── 抜粋 ──

皆様、おはようございます。
あと1日で週末ですね。そして、すっかり6月、既に西日本の方からは梅雨入りの報告も届いております。
そろそろ関東地方にも、梅雨の便りが届きそうです。
さて、本日は・・・
5月16日付の当コラムにアップさせて頂きました「Kazz流オートレース講座~数字で学ぶオートレース~」の中で、店長(座長)さんに頂いたコメントを受けまして、Kazz流オートレース講座の第2弾をお送りしたいと思います。
このコメントの中で、店長(座長)さんより、次回の講座のネタを頂戴しておりました。
即ち、「天候(走路状態)」について、です。
これがオートレースの1つの大きな特徴と申し上げても過言ではありません。
「なぜ、晴と雨では、予想(決まる車券)がまったく違うのか」・・・
普段、コラムで前予想を上げる時にも「良走路想定で・・・」とか「湿走路想定で・・・」というような前提を設けた上で予想を展開しているのですが、これまでその点について深く掘り下げてはおりませんでした。
ちょうど、これから梅雨時を迎え、湿走路でのレースの機会が多くなる季節・・・グッドタイミングという事で、某進学塾っぽく「梅雨直前講習スペシャル」と題し、「梅雨時を制する者が受験を制す!」という事でやってみたいと思います。何の受験かは分かりませんが。
ちなみに、これから述べさせて頂く見解は、CS中継、雑誌、ネット等の媒体における選手のインタビュー等で見聞きした点をベースにはしているものの、基本的に私個人の考え方に基づくものになります。それほどハズしてはいないとは思いますが、一応そういう前提で、サラッと軽く読んで頂ければ幸いです。

───
── 記録の抜粋 ──

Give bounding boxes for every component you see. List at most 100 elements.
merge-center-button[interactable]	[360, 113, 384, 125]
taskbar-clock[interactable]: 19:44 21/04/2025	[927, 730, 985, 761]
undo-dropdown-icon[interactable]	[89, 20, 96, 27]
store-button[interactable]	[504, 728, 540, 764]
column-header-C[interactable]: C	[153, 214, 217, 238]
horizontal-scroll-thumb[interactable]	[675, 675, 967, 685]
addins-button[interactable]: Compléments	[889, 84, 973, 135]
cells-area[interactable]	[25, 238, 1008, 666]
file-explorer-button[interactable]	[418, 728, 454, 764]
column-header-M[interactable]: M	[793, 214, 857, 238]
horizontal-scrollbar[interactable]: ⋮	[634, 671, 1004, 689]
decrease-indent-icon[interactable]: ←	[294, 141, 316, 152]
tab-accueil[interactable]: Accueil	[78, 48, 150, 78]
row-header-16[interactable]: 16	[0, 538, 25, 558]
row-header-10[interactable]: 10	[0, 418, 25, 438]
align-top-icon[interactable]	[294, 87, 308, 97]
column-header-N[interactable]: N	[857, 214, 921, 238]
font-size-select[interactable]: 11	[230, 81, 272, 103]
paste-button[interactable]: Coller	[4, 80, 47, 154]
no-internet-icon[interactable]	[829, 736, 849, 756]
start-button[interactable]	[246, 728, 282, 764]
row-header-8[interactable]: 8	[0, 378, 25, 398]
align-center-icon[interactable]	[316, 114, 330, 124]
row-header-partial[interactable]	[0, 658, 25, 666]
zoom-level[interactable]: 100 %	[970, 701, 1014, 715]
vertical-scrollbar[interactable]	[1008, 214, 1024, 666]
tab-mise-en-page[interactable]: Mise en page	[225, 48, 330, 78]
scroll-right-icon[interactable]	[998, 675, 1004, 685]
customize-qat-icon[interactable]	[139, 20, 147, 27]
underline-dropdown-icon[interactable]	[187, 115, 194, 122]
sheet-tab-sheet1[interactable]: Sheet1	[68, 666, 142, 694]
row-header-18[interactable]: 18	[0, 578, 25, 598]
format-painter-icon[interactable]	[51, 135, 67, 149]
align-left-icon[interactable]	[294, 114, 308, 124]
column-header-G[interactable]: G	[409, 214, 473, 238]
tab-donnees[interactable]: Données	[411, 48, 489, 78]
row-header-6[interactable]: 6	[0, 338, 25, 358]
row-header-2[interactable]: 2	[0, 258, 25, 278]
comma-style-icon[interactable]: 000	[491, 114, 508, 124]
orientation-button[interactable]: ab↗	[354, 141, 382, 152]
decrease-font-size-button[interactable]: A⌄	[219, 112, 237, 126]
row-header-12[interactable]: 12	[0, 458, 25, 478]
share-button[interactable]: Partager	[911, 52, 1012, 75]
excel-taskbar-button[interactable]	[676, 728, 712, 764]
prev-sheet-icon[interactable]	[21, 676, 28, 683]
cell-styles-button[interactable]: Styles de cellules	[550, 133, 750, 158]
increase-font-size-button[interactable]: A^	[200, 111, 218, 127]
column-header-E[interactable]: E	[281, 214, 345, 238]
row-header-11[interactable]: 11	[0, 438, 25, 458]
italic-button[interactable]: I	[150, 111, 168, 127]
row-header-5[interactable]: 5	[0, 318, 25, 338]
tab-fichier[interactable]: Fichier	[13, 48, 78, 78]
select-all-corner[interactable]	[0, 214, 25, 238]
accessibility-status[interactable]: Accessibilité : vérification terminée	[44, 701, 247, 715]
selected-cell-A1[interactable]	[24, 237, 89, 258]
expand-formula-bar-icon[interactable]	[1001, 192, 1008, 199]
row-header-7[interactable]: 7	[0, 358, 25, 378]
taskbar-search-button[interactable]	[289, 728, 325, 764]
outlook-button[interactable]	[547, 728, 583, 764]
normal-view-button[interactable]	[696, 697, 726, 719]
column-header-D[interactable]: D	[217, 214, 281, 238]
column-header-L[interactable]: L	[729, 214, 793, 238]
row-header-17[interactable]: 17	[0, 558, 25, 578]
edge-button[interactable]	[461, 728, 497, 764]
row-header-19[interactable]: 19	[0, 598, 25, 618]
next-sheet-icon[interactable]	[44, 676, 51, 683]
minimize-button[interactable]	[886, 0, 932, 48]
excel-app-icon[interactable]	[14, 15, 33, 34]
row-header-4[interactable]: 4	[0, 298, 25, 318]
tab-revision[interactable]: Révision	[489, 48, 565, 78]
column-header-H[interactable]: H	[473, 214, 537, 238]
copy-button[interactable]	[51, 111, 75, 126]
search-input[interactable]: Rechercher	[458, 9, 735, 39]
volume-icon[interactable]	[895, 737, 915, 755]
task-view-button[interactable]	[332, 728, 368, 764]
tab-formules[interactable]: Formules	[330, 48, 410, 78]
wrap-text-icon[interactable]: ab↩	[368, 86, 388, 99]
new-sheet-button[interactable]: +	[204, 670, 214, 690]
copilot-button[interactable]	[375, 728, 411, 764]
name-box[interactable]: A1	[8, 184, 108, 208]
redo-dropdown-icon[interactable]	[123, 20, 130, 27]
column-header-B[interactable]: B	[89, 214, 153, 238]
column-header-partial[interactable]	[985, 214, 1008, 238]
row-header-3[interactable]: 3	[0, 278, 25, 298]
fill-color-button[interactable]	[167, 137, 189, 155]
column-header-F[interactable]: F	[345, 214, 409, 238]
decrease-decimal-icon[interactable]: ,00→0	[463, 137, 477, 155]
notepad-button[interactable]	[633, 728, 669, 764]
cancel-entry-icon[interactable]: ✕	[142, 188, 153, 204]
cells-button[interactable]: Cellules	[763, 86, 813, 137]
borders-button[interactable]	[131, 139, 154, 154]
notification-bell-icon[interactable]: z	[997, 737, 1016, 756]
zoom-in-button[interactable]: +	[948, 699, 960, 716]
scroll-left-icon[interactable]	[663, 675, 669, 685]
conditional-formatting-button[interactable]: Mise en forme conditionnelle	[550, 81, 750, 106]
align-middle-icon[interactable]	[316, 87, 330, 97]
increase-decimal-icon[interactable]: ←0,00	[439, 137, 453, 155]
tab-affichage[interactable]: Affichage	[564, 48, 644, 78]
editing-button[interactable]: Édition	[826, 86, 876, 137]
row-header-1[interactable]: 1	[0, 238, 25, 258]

───

上にあるオートレースの天候と走路状態についてのコラムを、最後の文の後から書き進めよ。

■なぜ良走路と湿走路で、予想のアプローチが変わるのか
まず、良走路における選手のタイムの分布ですが、試走タイムで3.2秒台(S級トップ)~3.5秒台(B級下位)、上がりタイムで3.3秒台(S級トップ)~3.6秒台(B級下位)というように、選手の実力、機力によって大きく分かれます。即ち、基本的には「速く走れるか、走れないか、エンジンを仕上げられるか、仕上げられないか」という点によって分かれる各選手の実力、機力をベースに予想をしていきます。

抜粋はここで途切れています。